- [Working data]:
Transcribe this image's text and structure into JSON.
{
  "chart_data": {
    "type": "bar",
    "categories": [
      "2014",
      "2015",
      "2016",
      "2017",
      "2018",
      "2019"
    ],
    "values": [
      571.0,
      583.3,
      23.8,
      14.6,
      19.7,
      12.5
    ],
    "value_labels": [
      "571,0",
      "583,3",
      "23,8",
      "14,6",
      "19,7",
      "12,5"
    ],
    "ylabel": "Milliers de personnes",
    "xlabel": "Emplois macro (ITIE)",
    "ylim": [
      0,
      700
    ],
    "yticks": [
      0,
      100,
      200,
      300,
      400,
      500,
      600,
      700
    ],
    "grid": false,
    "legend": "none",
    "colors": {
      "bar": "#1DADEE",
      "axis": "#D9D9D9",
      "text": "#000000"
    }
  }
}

...

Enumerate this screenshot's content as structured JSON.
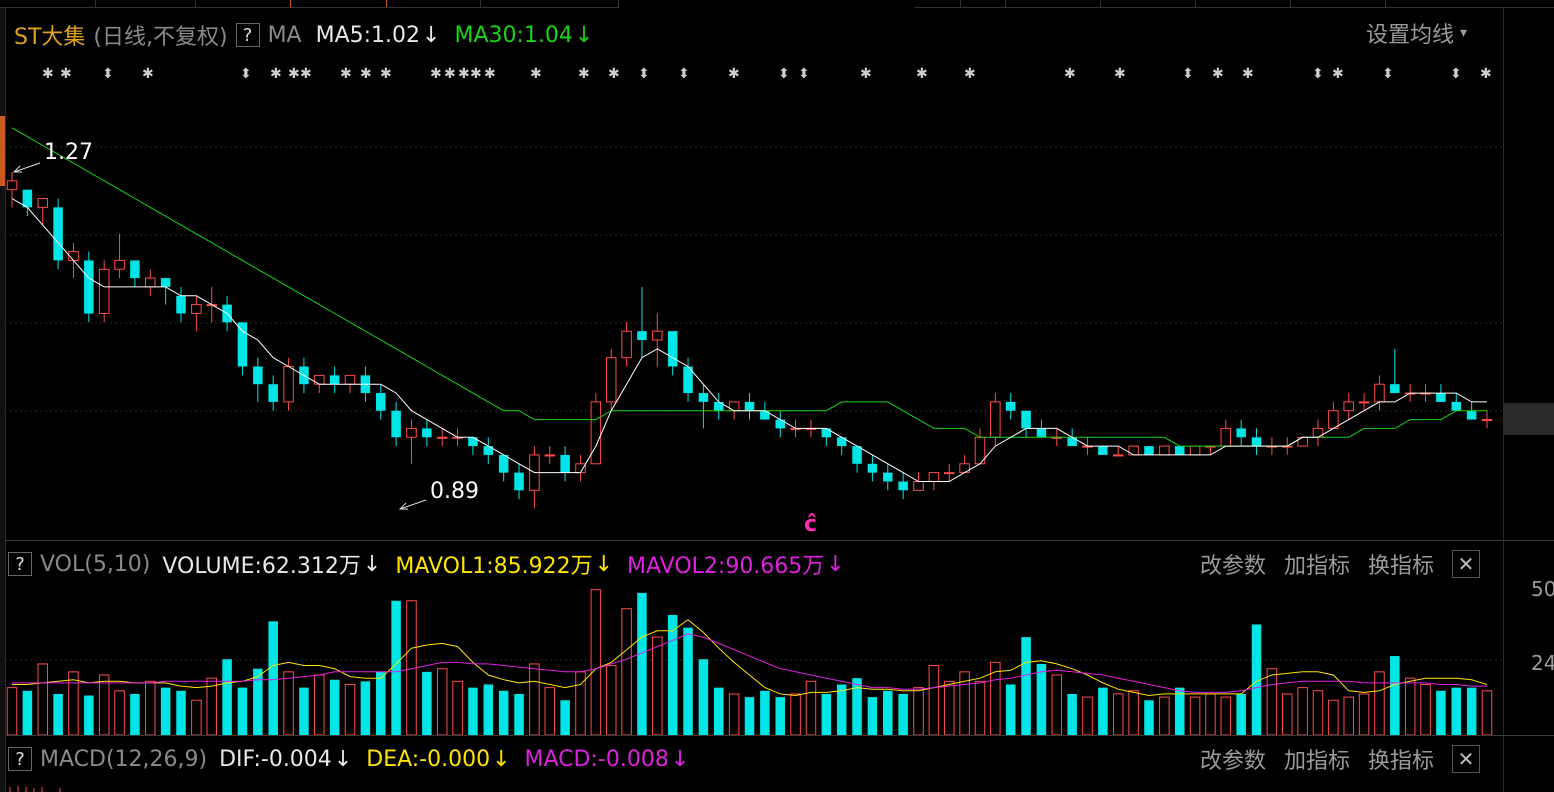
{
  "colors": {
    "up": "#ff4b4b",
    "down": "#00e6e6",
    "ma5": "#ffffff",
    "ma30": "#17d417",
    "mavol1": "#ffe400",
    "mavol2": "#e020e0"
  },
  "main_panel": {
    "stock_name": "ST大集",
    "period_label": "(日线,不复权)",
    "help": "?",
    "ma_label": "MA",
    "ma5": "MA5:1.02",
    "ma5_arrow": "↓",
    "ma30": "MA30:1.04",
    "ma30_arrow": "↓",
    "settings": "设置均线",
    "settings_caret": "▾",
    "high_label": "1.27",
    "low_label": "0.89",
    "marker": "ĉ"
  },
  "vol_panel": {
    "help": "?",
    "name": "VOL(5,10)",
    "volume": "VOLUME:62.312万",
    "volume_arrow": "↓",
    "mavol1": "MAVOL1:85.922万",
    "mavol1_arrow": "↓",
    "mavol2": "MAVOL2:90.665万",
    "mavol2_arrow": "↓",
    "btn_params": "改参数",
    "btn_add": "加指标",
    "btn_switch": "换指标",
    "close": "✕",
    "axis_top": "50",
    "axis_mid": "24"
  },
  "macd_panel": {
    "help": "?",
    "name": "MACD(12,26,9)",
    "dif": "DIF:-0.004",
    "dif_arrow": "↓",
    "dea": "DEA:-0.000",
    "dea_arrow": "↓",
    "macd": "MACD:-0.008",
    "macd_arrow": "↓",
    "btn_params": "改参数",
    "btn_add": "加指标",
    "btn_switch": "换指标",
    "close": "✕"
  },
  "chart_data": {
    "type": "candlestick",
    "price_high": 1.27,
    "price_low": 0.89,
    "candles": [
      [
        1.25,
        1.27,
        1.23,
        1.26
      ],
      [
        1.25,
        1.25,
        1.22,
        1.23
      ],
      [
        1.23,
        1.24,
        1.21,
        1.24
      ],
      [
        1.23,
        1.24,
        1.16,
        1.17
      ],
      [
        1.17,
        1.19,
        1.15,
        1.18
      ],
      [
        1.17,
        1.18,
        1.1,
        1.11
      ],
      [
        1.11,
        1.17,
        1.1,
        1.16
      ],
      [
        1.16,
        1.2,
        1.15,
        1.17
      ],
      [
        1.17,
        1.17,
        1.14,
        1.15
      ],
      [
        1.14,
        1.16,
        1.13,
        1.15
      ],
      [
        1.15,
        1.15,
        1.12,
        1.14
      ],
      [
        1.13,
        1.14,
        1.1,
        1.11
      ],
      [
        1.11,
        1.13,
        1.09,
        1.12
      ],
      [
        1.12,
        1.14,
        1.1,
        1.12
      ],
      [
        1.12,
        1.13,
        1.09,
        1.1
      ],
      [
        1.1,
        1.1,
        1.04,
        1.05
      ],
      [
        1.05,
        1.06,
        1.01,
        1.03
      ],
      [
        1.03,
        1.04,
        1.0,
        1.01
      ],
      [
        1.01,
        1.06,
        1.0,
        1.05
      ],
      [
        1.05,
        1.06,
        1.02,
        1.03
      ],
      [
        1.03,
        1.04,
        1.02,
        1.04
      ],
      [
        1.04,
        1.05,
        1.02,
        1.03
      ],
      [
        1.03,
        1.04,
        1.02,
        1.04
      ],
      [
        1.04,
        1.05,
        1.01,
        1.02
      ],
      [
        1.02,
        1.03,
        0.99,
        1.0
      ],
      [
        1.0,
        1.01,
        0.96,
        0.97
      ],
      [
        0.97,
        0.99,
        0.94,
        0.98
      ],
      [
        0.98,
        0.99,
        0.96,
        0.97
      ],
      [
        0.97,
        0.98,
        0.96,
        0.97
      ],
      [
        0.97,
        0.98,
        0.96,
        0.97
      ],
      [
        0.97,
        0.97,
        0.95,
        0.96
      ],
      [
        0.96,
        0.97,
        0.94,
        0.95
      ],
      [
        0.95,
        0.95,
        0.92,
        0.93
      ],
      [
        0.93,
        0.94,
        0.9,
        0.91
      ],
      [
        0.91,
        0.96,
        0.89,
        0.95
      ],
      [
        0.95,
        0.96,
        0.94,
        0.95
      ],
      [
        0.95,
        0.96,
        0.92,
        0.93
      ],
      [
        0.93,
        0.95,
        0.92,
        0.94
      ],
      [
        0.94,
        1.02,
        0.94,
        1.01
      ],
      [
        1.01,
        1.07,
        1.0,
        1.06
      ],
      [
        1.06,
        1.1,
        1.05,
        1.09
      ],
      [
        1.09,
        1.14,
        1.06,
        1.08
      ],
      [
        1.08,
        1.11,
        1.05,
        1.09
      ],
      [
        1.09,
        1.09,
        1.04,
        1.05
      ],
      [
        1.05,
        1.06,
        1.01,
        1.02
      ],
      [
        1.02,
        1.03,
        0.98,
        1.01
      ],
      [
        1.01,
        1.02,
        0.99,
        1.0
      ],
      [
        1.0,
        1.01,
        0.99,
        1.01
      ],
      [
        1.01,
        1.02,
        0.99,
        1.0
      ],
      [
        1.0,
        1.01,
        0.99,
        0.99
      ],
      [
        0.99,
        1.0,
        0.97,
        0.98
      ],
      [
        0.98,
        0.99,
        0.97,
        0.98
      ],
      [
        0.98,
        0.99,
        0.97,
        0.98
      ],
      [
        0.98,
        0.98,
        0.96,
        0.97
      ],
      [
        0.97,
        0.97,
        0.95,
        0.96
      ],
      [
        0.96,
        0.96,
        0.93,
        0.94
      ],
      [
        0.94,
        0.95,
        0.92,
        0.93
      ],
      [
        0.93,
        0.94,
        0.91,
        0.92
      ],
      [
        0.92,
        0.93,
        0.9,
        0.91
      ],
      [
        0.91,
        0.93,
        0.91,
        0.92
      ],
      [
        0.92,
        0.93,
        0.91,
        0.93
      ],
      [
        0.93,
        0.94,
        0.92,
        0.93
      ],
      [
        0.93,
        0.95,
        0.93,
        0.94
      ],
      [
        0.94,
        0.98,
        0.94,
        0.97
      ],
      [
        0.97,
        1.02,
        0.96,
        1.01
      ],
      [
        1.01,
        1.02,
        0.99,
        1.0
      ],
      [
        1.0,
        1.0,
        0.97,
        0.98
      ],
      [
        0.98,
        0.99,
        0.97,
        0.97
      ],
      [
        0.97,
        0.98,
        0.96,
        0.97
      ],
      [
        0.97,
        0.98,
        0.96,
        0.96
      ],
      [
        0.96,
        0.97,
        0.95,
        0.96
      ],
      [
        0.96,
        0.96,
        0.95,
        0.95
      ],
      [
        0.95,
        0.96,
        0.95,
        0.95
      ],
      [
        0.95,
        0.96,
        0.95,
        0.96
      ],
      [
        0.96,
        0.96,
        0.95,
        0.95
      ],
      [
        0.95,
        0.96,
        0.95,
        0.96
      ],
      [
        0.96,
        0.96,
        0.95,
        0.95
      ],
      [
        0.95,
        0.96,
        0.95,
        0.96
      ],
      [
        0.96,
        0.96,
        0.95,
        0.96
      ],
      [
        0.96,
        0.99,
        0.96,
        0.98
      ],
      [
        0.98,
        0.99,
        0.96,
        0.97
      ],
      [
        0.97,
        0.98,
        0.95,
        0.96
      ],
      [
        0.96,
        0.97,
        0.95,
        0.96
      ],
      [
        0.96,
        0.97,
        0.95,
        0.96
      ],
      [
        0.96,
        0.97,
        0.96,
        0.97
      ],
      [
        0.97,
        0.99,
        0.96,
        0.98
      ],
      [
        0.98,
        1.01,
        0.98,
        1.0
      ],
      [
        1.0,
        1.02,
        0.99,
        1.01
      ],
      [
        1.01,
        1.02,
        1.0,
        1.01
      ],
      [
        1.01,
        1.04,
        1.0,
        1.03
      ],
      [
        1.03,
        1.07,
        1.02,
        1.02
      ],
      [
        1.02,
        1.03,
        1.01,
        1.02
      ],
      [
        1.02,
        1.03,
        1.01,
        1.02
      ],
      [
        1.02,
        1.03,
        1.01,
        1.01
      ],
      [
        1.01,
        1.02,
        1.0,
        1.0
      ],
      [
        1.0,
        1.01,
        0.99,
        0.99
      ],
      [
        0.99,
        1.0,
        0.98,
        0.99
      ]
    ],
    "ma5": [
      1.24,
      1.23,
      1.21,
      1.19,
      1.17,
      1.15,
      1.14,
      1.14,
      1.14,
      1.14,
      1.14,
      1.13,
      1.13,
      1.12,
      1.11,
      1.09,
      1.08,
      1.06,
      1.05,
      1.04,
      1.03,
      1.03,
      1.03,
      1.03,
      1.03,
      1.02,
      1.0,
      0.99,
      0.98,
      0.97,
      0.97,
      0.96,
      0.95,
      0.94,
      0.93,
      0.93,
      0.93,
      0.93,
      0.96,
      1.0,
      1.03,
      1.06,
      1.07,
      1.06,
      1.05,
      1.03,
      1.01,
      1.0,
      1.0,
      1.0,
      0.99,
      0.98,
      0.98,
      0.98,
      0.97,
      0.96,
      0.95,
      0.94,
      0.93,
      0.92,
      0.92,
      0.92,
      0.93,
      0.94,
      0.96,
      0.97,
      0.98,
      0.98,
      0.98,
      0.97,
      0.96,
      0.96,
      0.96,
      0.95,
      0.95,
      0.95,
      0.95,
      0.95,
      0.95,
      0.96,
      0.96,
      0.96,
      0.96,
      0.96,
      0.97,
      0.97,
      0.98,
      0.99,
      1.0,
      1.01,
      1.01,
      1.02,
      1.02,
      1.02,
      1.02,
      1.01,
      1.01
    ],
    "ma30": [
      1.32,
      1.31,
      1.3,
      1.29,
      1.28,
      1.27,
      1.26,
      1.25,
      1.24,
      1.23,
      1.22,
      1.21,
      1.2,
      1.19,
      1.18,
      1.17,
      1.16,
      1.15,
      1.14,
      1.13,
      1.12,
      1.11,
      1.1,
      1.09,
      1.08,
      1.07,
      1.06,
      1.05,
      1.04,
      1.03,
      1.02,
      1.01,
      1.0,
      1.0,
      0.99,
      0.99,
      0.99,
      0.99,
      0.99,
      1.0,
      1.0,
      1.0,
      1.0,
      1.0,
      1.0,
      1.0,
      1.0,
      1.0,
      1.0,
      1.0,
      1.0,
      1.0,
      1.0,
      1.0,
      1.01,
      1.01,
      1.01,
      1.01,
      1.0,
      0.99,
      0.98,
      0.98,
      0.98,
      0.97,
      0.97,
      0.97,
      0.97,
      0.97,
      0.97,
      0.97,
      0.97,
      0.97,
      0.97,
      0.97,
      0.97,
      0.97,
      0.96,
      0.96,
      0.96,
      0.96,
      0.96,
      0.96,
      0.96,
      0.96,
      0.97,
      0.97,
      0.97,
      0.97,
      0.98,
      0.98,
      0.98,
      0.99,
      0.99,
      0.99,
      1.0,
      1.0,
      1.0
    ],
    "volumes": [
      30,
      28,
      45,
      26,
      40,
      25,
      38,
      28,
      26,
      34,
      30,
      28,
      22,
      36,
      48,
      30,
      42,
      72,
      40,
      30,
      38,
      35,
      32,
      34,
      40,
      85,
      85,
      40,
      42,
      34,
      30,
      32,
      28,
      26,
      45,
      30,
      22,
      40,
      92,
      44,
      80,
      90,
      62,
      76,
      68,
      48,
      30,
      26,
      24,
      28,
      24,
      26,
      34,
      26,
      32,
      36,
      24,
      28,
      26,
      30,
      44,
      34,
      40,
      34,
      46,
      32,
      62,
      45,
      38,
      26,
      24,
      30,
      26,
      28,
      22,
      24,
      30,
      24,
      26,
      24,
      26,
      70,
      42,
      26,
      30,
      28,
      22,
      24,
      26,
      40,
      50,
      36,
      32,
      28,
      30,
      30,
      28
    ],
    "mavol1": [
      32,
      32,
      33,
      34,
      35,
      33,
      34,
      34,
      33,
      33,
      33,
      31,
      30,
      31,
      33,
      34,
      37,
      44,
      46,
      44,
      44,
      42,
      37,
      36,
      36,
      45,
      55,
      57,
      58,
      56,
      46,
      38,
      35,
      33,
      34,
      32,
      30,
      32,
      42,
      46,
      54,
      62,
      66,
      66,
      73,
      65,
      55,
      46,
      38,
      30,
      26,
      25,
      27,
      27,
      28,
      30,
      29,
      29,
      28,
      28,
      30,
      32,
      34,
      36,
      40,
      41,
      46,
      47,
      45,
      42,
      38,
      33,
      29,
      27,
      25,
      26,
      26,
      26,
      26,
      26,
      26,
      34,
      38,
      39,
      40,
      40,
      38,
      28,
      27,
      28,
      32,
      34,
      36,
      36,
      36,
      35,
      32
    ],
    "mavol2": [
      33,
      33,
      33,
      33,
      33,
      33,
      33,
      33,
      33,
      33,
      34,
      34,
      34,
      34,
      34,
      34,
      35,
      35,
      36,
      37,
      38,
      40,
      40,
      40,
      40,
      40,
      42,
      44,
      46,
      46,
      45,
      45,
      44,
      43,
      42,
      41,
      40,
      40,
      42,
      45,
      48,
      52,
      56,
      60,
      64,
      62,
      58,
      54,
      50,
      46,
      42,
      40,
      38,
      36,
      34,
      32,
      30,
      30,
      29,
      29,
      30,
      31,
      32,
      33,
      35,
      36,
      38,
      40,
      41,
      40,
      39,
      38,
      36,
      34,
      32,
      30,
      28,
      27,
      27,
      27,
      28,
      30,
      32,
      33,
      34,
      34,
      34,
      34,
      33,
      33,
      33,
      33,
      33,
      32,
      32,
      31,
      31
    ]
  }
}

- [Brief]: Look through the entries above and list every line containing "text".

- [Written solution]:
Transcribe this image's text and structure into JSON.
      "text": "#000000"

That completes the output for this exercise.